### Brief
The records below are to be quoted in full; please keep every word exact.

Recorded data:
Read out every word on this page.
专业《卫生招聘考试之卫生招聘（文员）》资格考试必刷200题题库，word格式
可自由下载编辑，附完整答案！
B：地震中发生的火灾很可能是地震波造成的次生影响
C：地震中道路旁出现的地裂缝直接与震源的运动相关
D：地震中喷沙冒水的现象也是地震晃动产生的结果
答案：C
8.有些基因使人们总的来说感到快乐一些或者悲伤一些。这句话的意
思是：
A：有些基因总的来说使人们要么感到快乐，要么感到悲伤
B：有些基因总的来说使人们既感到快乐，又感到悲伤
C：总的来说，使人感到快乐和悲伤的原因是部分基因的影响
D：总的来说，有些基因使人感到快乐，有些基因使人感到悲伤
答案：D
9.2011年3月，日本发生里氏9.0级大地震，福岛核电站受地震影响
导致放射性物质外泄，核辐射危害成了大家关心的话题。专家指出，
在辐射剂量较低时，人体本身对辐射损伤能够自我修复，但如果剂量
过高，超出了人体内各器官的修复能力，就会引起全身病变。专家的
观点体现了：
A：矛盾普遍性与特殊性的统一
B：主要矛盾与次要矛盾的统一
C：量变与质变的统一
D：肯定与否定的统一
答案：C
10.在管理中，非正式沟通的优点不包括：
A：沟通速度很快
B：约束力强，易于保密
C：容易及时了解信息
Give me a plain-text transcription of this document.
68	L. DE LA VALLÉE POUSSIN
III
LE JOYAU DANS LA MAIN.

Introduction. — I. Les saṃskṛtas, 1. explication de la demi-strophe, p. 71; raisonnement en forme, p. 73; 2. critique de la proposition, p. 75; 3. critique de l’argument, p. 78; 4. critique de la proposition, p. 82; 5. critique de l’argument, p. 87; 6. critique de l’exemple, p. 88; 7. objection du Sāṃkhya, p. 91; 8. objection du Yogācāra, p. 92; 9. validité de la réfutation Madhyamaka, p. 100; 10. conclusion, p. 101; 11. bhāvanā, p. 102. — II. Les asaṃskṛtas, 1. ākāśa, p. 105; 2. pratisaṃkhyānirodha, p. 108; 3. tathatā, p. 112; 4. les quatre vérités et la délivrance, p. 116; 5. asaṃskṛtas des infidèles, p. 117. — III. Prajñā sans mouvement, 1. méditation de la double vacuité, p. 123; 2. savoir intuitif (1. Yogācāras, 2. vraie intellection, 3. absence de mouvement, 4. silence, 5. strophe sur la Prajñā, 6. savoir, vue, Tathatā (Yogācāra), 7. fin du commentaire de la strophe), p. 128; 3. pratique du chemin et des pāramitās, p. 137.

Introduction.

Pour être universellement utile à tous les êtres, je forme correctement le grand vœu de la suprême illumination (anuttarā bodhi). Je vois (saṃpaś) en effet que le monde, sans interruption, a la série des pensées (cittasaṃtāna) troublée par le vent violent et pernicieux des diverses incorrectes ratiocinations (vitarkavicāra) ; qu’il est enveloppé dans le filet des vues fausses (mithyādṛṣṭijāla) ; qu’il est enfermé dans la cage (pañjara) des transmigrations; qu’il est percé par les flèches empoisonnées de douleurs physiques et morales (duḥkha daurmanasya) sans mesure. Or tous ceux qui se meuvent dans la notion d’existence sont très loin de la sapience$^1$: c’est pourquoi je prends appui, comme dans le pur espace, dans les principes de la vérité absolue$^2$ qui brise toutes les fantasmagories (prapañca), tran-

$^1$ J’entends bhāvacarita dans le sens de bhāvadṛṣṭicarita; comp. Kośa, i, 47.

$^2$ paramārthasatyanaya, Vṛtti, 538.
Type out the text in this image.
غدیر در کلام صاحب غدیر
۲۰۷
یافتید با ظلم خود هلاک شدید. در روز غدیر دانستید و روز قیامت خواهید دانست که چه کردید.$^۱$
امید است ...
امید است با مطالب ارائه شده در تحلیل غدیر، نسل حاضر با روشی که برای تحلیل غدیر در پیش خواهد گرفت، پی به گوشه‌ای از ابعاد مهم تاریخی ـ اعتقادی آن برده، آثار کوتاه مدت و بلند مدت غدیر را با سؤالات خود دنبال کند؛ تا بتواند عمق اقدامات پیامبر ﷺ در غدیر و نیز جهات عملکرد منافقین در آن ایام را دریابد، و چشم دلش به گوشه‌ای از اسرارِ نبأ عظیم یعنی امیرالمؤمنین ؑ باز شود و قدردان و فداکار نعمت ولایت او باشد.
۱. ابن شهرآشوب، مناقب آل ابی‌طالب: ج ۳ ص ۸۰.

### Right answer
Read out every word on this page.
专业《卫生招聘考试之卫生招聘（文员）》资格考试必刷200题题库，word格式
可自由下载编辑，附完整答案！
B：地震中发生的火灾很可能是地震波造成的次生影响
C：地震中道路旁出现的地裂缝直接与震源的运动相关
D：地震中喷沙冒水的现象也是地震晃动产生的结果
答案：C
8.有些基因使人们总的来说感到快乐一些或者悲伤一些。这句话的意
思是：
A：有些基因总的来说使人们要么感到快乐，要么感到悲伤
B：有些基因总的来说使人们既感到快乐，又感到悲伤
C：总的来说，使人感到快乐和悲伤的原因是部分基因的影响
D：总的来说，有些基因使人感到快乐，有些基因使人感到悲伤
答案：D
9.2011年3月，日本发生里氏9.0级大地震，福岛核电站受地震影响
导致放射性物质外泄，核辐射危害成了大家关心的话题。专家指出，
在辐射剂量较低时，人体本身对辐射损伤能够自我修复，但如果剂量
过高，超出了人体内各器官的修复能力，就会引起全身病变。专家的
观点体现了：
A：矛盾普遍性与特殊性的统一
B：主要矛盾与次要矛盾的统一
C：量变与质变的统一
D：肯定与否定的统一
答案：C
10.在管理中，非正式沟通的优点不包括：
A：沟通速度很快
B：约束力强，易于保密
C：容易及时了解信息
Give me a plain-text transcription of this document.
68	L. DE LA VALLÉE POUSSIN
III
LE JOYAU DANS LA MAIN.

Introduction. — I. Les saṃskṛtas, 1. explication de la demi-strophe, p. 71; raisonnement en forme, p. 73; 2. critique de la proposition, p. 75; 3. critique de l’argument, p. 78; 4. critique de la proposition, p. 82; 5. critique de l’argument, p. 87; 6. critique de l’exemple, p. 88; 7. objection du Sāṃkhya, p. 91; 8. objection du Yogācāra, p. 92; 9. validité de la réfutation Madhyamaka, p. 100; 10. conclusion, p. 101; 11. bhāvanā, p. 102. — II. Les asaṃskṛtas, 1. ākāśa, p. 105; 2. pratisaṃkhyānirodha, p. 108; 3. tathatā, p. 112; 4. les quatre vérités et la délivrance, p. 116; 5. asaṃskṛtas des infidèles, p. 117. — III. Prajñā sans mouvement, 1. méditation de la double vacuité, p. 123; 2. savoir intuitif (1. Yogācāras, 2. vraie intellection, 3. absence de mouvement, 4. silence, 5. strophe sur la Prajñā, 6. savoir, vue, Tathatā (Yogācāra), 7. fin du commentaire de la strophe), p. 128; 3. pratique du chemin et des pāramitās, p. 137.

Introduction.

Pour être universellement utile à tous les êtres, je forme correctement le grand vœu de la suprême illumination (anuttarā bodhi). Je vois (saṃpaś) en effet que le monde, sans interruption, a la série des pensées (cittasaṃtāna) troublée par le vent violent et pernicieux des diverses incorrectes ratiocinations (vitarkavicāra) ; qu’il est enveloppé dans le filet des vues fausses (mithyādṛṣṭijāla) ; qu’il est enfermé dans la cage (pañjara) des transmigrations; qu’il est percé par les flèches empoisonnées de douleurs physiques et morales (duḥkha daurmanasya) sans mesure. Or tous ceux qui se meuvent dans la notion d’existence sont très loin de la sapience$^1$: c’est pourquoi je prends appui, comme dans le pur espace, dans les principes de la vérité absolue$^2$ qui brise toutes les fantasmagories (prapañca), tran-

$^1$ J’entends bhāvacarita dans le sens de bhāvadṛṣṭicarita; comp. Kośa, i, 47.

$^2$ paramārthasatyanaya, Vṛtti, 538.
Type out the text in this image.
غدیر در کلام صاحب غدیر
۲۰۷
یافتید با ظلم خود هلاک شدید. در روز غدیر دانستید و روز قیامت خواهید دانست که چه کردید.$^۱$
امید است ...
امید است با مطالب ارائه شده در تحلیل غدیر، نسل حاضر با روشی که برای تحلیل غدیر در پیش خواهد گرفت، پی به گوشه‌ای از ابعاد مهم تاریخی ـ اعتقادی آن برده، آثار کوتاه مدت و بلند مدت غدیر را با سؤالات خود دنبال کند؛ تا بتواند عمق اقدامات پیامبر ﷺ در غدیر و نیز جهات عملکرد منافقین در آن ایام را دریابد، و چشم دلش به گوشه‌ای از اسرارِ نبأ عظیم یعنی امیرالمؤمنین ؑ باز شود و قدردان و فداکار نعمت ولایت او باشد.
۱. ابن شهرآشوب، مناقب آل ابی‌طالب: ج ۳ ص ۸۰.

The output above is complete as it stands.